This exercise asks for the records to be retyped exactly as they read.

▸ Data
^^^^^^^^

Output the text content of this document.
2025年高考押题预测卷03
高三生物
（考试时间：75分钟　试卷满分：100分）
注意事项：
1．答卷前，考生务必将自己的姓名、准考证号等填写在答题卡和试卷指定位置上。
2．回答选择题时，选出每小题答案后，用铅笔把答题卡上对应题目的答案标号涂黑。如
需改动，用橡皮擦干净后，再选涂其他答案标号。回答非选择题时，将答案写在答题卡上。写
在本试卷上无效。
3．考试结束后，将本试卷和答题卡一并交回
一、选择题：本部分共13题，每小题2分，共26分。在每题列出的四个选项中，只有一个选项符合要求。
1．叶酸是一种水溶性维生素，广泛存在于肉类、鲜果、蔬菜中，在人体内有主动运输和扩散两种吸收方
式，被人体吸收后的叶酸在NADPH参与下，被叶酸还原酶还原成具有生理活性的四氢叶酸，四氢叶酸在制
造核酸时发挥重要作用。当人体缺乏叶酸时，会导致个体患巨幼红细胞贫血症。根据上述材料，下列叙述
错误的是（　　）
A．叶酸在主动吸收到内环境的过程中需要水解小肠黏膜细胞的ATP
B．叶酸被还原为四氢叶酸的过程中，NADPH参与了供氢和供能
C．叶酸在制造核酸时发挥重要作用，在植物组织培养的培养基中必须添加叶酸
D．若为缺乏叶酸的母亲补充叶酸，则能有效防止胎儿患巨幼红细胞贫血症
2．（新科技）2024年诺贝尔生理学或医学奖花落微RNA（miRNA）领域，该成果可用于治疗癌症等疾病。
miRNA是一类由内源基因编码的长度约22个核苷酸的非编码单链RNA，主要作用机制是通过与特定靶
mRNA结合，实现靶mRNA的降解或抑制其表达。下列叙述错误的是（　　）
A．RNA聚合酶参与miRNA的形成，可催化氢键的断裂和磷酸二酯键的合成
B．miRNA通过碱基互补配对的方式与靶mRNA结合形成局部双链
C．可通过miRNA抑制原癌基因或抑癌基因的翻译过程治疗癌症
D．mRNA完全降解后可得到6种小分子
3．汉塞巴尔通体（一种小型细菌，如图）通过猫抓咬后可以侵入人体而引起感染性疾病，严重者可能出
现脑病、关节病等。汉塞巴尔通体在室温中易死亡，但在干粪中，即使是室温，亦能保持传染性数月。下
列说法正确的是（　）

^^^^^^^^

▸ Output for this exercise
Output the text content of this document.
2025年高考押题预测卷03
高三生物
（考试时间：75分钟　试卷满分：100分）
注意事项：
1．答卷前，考生务必将自己的姓名、准考证号等填写在答题卡和试卷指定位置上。
2．回答选择题时，选出每小题答案后，用铅笔把答题卡上对应题目的答案标号涂黑。如
需改动，用橡皮擦干净后，再选涂其他答案标号。回答非选择题时，将答案写在答题卡上。写
在本试卷上无效。
3．考试结束后，将本试卷和答题卡一并交回
一、选择题：本部分共13题，每小题2分，共26分。在每题列出的四个选项中，只有一个选项符合要求。
1．叶酸是一种水溶性维生素，广泛存在于肉类、鲜果、蔬菜中，在人体内有主动运输和扩散两种吸收方
式，被人体吸收后的叶酸在NADPH参与下，被叶酸还原酶还原成具有生理活性的四氢叶酸，四氢叶酸在制
造核酸时发挥重要作用。当人体缺乏叶酸时，会导致个体患巨幼红细胞贫血症。根据上述材料，下列叙述
错误的是（　　）
A．叶酸在主动吸收到内环境的过程中需要水解小肠黏膜细胞的ATP
B．叶酸被还原为四氢叶酸的过程中，NADPH参与了供氢和供能
C．叶酸在制造核酸时发挥重要作用，在植物组织培养的培养基中必须添加叶酸
D．若为缺乏叶酸的母亲补充叶酸，则能有效防止胎儿患巨幼红细胞贫血症
2．（新科技）2024年诺贝尔生理学或医学奖花落微RNA（miRNA）领域，该成果可用于治疗癌症等疾病。
miRNA是一类由内源基因编码的长度约22个核苷酸的非编码单链RNA，主要作用机制是通过与特定靶
mRNA结合，实现靶mRNA的降解或抑制其表达。下列叙述错误的是（　　）
A．RNA聚合酶参与miRNA的形成，可催化氢键的断裂和磷酸二酯键的合成
B．miRNA通过碱基互补配对的方式与靶mRNA结合形成局部双链
C．可通过miRNA抑制原癌基因或抑癌基因的翻译过程治疗癌症
D．mRNA完全降解后可得到6种小分子
3．汉塞巴尔通体（一种小型细菌，如图）通过猫抓咬后可以侵入人体而引起感染性疾病，严重者可能出
现脑病、关节病等。汉塞巴尔通体在室温中易死亡，但在干粪中，即使是室温，亦能保持传染性数月。下
列说法正确的是（　）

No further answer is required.